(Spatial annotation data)
- - - - -

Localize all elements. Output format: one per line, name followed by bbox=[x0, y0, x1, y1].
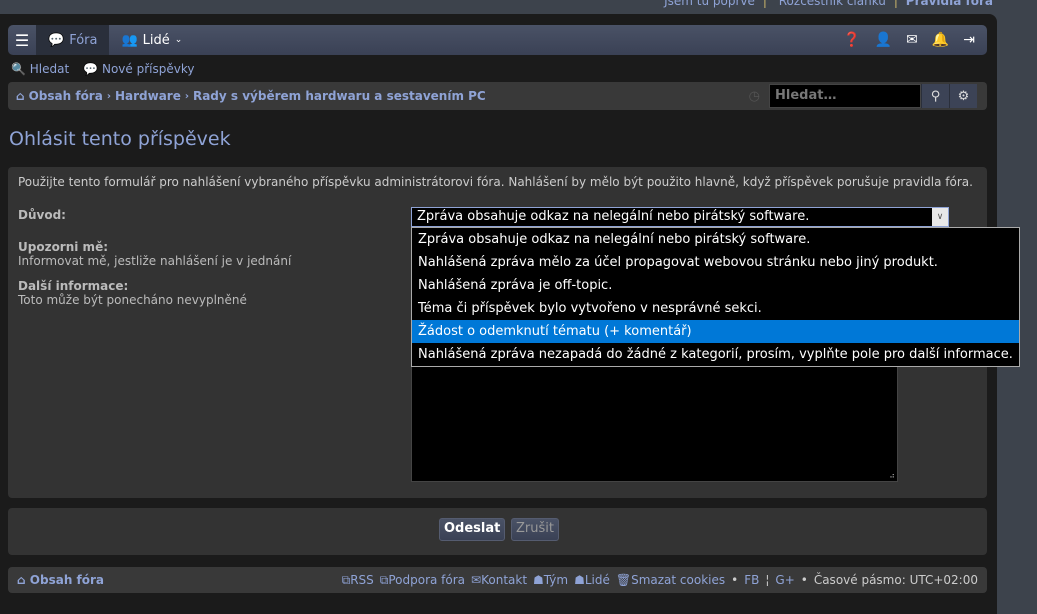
reason-select[interactable]: Zpráva obsahuje odkaz na nelegální nebo … bbox=[411, 207, 949, 227]
notify-label: Upozorni mě: bbox=[18, 240, 108, 254]
crumb-forum[interactable]: Rady s výběrem hardwaru a sestavením PC bbox=[193, 89, 486, 103]
search-link[interactable]: 🔍 Hledat bbox=[11, 62, 69, 76]
advanced-search-button[interactable]: ⚙ bbox=[949, 84, 977, 108]
reason-dropdown: Zpráva obsahuje odkaz na nelegální nebo … bbox=[411, 227, 1020, 367]
users-icon: 👥 bbox=[121, 32, 138, 48]
support-label: Podpora fóra bbox=[388, 572, 466, 587]
footer-contact[interactable]: ✉Kontakt bbox=[471, 573, 527, 588]
footer-home-label: Obsah fóra bbox=[29, 573, 105, 587]
reason-option[interactable]: Nahlášená zpráva mělo za účel propagovat… bbox=[412, 251, 1019, 274]
search-icon: 🔍 bbox=[11, 62, 26, 76]
tab-people[interactable]: 👥 Lidé ⌄ bbox=[109, 25, 194, 55]
crumb-hardware[interactable]: Hardware bbox=[115, 89, 181, 103]
page-wrapper: ☰ 💬 Fóra 👥 Lidé ⌄ ❓ 👤 ✉ 🔔 ⇥ 🔍 Hledat 💬 Nové… bbox=[0, 14, 1020, 614]
cancel-button[interactable]: Zrušit bbox=[511, 518, 559, 541]
reason-label: Důvod: bbox=[18, 208, 66, 222]
notify-desc: Informovat mě, jestliže nahlášení je v j… bbox=[18, 254, 292, 268]
team-label: Tým bbox=[543, 572, 569, 587]
footer-team[interactable]: ☗Tým bbox=[533, 573, 568, 588]
help-icon[interactable]: ❓ bbox=[843, 32, 860, 48]
page-title: Ohlásit tento příspěvek bbox=[9, 128, 231, 150]
home-icon: ⌂ bbox=[16, 89, 25, 103]
timezone: Časové pásmo: UTC+02:00 bbox=[813, 572, 978, 587]
people-label: Lidé bbox=[584, 572, 610, 587]
menu-icon[interactable]: ☰ bbox=[8, 25, 36, 55]
form-intro: Použijte tento formulář pro nahlášení vy… bbox=[18, 175, 973, 189]
chevron-down-icon: ⌄ bbox=[174, 35, 183, 45]
footer-home[interactable]: ⌂ Obsah fóra bbox=[17, 573, 104, 587]
reason-option[interactable]: Téma či příspěvek bylo vytvořeno v nespr… bbox=[412, 297, 1019, 320]
user-icon[interactable]: 👤 bbox=[875, 32, 892, 48]
search-input[interactable]: Hledat… bbox=[769, 84, 921, 108]
chat-icon: 💬 bbox=[48, 32, 65, 48]
reason-selected: Zpráva obsahuje odkaz na nelegální nebo … bbox=[417, 209, 810, 224]
quick-links: 🔍 Hledat 💬 Nové příspěvky bbox=[11, 62, 194, 76]
breadcrumb: ⌂ Obsah fóra › Hardware › Rady s výběrem h… bbox=[8, 82, 987, 110]
reason-option[interactable]: Žádost o odemknutí tématu (+ komentář) bbox=[412, 320, 1019, 343]
logout-icon[interactable]: ⇥ bbox=[963, 32, 975, 48]
home-icon: ⌂ bbox=[17, 573, 26, 587]
footer-cookies[interactable]: 🗑Smazat cookies bbox=[616, 573, 725, 588]
report-form: Použijte tento formulář pro nahlášení vy… bbox=[8, 167, 1020, 498]
rss-label: RSS bbox=[350, 572, 374, 587]
tab-forums[interactable]: 💬 Fóra bbox=[36, 25, 110, 55]
chat-icon: 💬 bbox=[83, 62, 99, 76]
reason-option[interactable]: Zpráva obsahuje odkaz na nelegální nebo … bbox=[412, 228, 1019, 251]
mail-icon[interactable]: ✉ bbox=[906, 32, 918, 48]
reason-option[interactable]: Nahlášená zpráva je off-topic. bbox=[412, 274, 1019, 297]
link-first-time[interactable]: Jsem tu poprvé bbox=[664, 0, 755, 8]
search-icon: ⚲ bbox=[930, 88, 941, 104]
footer-people[interactable]: ☗Lidé bbox=[574, 573, 610, 588]
footer: ⌂ Obsah fóra ⧉RSS ⧉Podpora fóra ✉Kontakt… bbox=[8, 567, 987, 593]
crumb-home[interactable]: Obsah fóra bbox=[29, 89, 103, 103]
link-rules[interactable]: Pravidla fóra bbox=[906, 0, 993, 8]
new-posts-label: Nové příspěvky bbox=[101, 62, 195, 76]
footer-rss[interactable]: ⧉RSS bbox=[342, 573, 374, 588]
info-label: Další informace: bbox=[18, 279, 129, 293]
search-box: Hledat… ⚲ ⚙ bbox=[769, 84, 977, 108]
contact-label: Kontakt bbox=[481, 572, 528, 587]
link-articles[interactable]: Rozcestník článků bbox=[779, 0, 886, 8]
reason-option[interactable]: Nahlášená zpráva nezapadá do žádné z kat… bbox=[412, 343, 1019, 366]
top-links: Jsem tu poprvé | Rozcestník článků | Pravi… bbox=[660, 0, 993, 8]
cookies-label: Smazat cookies bbox=[631, 572, 726, 587]
tab-people-label: Lidé bbox=[142, 32, 170, 48]
tab-forums-label: Fóra bbox=[69, 32, 98, 48]
footer-support[interactable]: ⧉Podpora fóra bbox=[380, 573, 465, 588]
resize-handle-icon[interactable]: ⠴ bbox=[889, 471, 895, 480]
search-button[interactable]: ⚲ bbox=[921, 84, 949, 108]
button-bar: Odeslat Zrušit bbox=[8, 508, 987, 555]
info-desc: Toto může být ponecháno nevyplněné bbox=[18, 293, 247, 307]
clock-icon: ◷ bbox=[748, 88, 760, 104]
search-link-label: Hledat bbox=[29, 62, 70, 76]
chevron-down-icon[interactable]: ∨ bbox=[932, 208, 948, 226]
bell-icon[interactable]: 🔔 bbox=[932, 32, 949, 48]
submit-button[interactable]: Odeslat bbox=[439, 518, 506, 541]
navbar: ☰ 💬 Fóra 👥 Lidé ⌄ ❓ 👤 ✉ 🔔 ⇥ bbox=[8, 25, 987, 55]
footer-gplus[interactable]: G+ bbox=[775, 573, 794, 588]
gear-icon: ⚙ bbox=[957, 88, 970, 104]
footer-fb[interactable]: FB bbox=[744, 573, 759, 588]
new-posts-link[interactable]: 💬 Nové příspěvky bbox=[83, 62, 194, 76]
info-textarea[interactable]: ⠴ bbox=[411, 357, 898, 482]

- - - - -

### [Required task]
Render the lines of the data above as a numbered list, omitting blank lines and any pictures.

### [Answer to the task]
1. Localize all elements. Output format: one per line, name followed by bbox=[x0, y0, x1, y1].
2. reason-select[interactable]: Zpráva obsahuje odkaz na nelegální nebo … bbox=[411, 207, 949, 227]
3. notify-label: Upozorni mě: bbox=[18, 240, 108, 254]
4. crumb-forum[interactable]: Rady s výběrem hardwaru a sestavením PC bbox=[193, 89, 486, 103]
5. search-link[interactable]: 🔍 Hledat bbox=[11, 62, 69, 76]
6. advanced-search-button[interactable]: ⚙ bbox=[949, 84, 977, 108]
7. reason-dropdown: Zpráva obsahuje odkaz na nelegální nebo … bbox=[411, 227, 1020, 367]
8. users-icon: 👥 bbox=[121, 32, 138, 48]
9. support-label: Podpora fóra bbox=[388, 572, 466, 587]
10. footer-contact[interactable]: ✉Kontakt bbox=[471, 573, 527, 588]
11. footer-home-label: Obsah fóra bbox=[29, 573, 105, 587]
12. reason-option[interactable]: Nahlášená zpráva mělo za účel propagovat… bbox=[412, 251, 1019, 274]
13. search-icon: 🔍 bbox=[11, 62, 26, 76]
14. tab-people[interactable]: 👥 Lidé ⌄ bbox=[109, 25, 194, 55]
15. crumb-hardware[interactable]: Hardware bbox=[115, 89, 181, 103]
16. page-wrapper: ☰ 💬 Fóra 👥 Lidé ⌄ ❓ 👤 ✉ 🔔 ⇥ 🔍 Hledat 💬 Nové… bbox=[0, 14, 1020, 614]
17. cancel-button[interactable]: Zrušit bbox=[511, 518, 559, 541]
18. reason-label: Důvod: bbox=[18, 208, 66, 222]
19. notify-desc: Informovat mě, jestliže nahlášení je v j… bbox=[18, 254, 292, 268]
20. team-label: Tým bbox=[543, 572, 569, 587]
21. footer-team[interactable]: ☗Tým bbox=[533, 573, 568, 588]
22. help-icon[interactable]: ❓ bbox=[843, 32, 860, 48]
23. page-title: Ohlásit tento příspěvek bbox=[9, 128, 231, 150]
24. home-icon: ⌂ bbox=[16, 89, 25, 103]
25. timezone: Časové pásmo: UTC+02:00 bbox=[813, 572, 978, 587]
26. people-label: Lidé bbox=[584, 572, 610, 587]
27. menu-icon[interactable]: ☰ bbox=[8, 25, 36, 55]
28. form-intro: Použijte tento formulář pro nahlášení vy… bbox=[18, 175, 973, 189]
29. chevron-down-icon: ⌄ bbox=[174, 35, 183, 45]
30. footer-home[interactable]: ⌂ Obsah fóra bbox=[17, 573, 104, 587]
31. reason-option[interactable]: Téma či příspěvek bylo vytvořeno v nespr… bbox=[412, 297, 1019, 320]
32. user-icon[interactable]: 👤 bbox=[875, 32, 892, 48]
33. search-input[interactable]: Hledat… bbox=[769, 84, 921, 108]
34. chat-icon: 💬 bbox=[48, 32, 65, 48]
35. reason-selected: Zpráva obsahuje odkaz na nelegální nebo … bbox=[417, 209, 810, 224]
36. quick-links: 🔍 Hledat 💬 Nové příspěvky bbox=[11, 62, 194, 76]
37. breadcrumb: ⌂ Obsah fóra › Hardware › Rady s výběrem h… bbox=[8, 82, 987, 110]
38. reason-option[interactable]: Žádost o odemknutí tématu (+ komentář) bbox=[412, 320, 1019, 343]
39. logout-icon[interactable]: ⇥ bbox=[963, 32, 975, 48]
40. home-icon: ⌂ bbox=[17, 573, 26, 587]
41. footer-cookies[interactable]: 🗑Smazat cookies bbox=[616, 573, 725, 588]
42. report-form: Použijte tento formulář pro nahlášení vy… bbox=[8, 167, 1020, 498]
43. rss-label: RSS bbox=[350, 572, 374, 587]
44. tab-forums[interactable]: 💬 Fóra bbox=[36, 25, 110, 55]
45. chat-icon: 💬 bbox=[83, 62, 99, 76]
46. reason-option[interactable]: Zpráva obsahuje odkaz na nelegální nebo … bbox=[412, 228, 1019, 251]
47. mail-icon[interactable]: ✉ bbox=[906, 32, 918, 48]
48. reason-option[interactable]: Nahlášená zpráva je off-topic. bbox=[412, 274, 1019, 297]
49. link-first-time[interactable]: Jsem tu poprvé bbox=[664, 0, 755, 8]
50. search-icon: ⚲ bbox=[930, 88, 941, 104]
51. footer-people[interactable]: ☗Lidé bbox=[574, 573, 610, 588]
52. footer: ⌂ Obsah fóra ⧉RSS ⧉Podpora fóra ✉Kontakt… bbox=[8, 567, 987, 593]
53. crumb-home[interactable]: Obsah fóra bbox=[29, 89, 103, 103]
54. link-rules[interactable]: Pravidla fóra bbox=[906, 0, 993, 8]
55. new-posts-label: Nové příspěvky bbox=[101, 62, 195, 76]
56. footer-rss[interactable]: ⧉RSS bbox=[342, 573, 374, 588]
57. info-label: Další informace: bbox=[18, 279, 129, 293]
58. search-box: Hledat… ⚲ ⚙ bbox=[769, 84, 977, 108]
59. contact-label: Kontakt bbox=[481, 572, 528, 587]
60. link-articles[interactable]: Rozcestník článků bbox=[779, 0, 886, 8]
61. reason-option[interactable]: Nahlášená zpráva nezapadá do žádné z kat… bbox=[412, 343, 1019, 366]
62. top-links: Jsem tu poprvé | Rozcestník článků | Pravi… bbox=[660, 0, 993, 8]
63. cookies-label: Smazat cookies bbox=[631, 572, 726, 587]
64. tab-people-label: Lidé bbox=[142, 32, 170, 48]
65. tab-forums-label: Fóra bbox=[69, 32, 98, 48]
66. footer-support[interactable]: ⧉Podpora fóra bbox=[380, 573, 465, 588]
67. resize-handle-icon[interactable]: ⠴ bbox=[889, 471, 895, 480]
68. search-button[interactable]: ⚲ bbox=[921, 84, 949, 108]
69. button-bar: Odeslat Zrušit bbox=[8, 508, 987, 555]
70. info-desc: Toto může být ponecháno nevyplněné bbox=[18, 293, 247, 307]
71. clock-icon: ◷ bbox=[748, 88, 760, 104]
72. search-link-label: Hledat bbox=[29, 62, 70, 76]
73. chevron-down-icon[interactable]: ∨ bbox=[932, 208, 948, 226]
74. bell-icon[interactable]: 🔔 bbox=[932, 32, 949, 48]
75. submit-button[interactable]: Odeslat bbox=[439, 518, 506, 541]
76. navbar: ☰ 💬 Fóra 👥 Lidé ⌄ ❓ 👤 ✉ 🔔 ⇥ bbox=[8, 25, 987, 55]
77. footer-gplus[interactable]: G+ bbox=[775, 573, 794, 588]
78. gear-icon: ⚙ bbox=[957, 88, 970, 104]
79. footer-fb[interactable]: FB bbox=[744, 573, 759, 588]
80. new-posts-link[interactable]: 💬 Nové příspěvky bbox=[83, 62, 194, 76]
81. info-textarea[interactable]: ⠴ bbox=[411, 357, 898, 482]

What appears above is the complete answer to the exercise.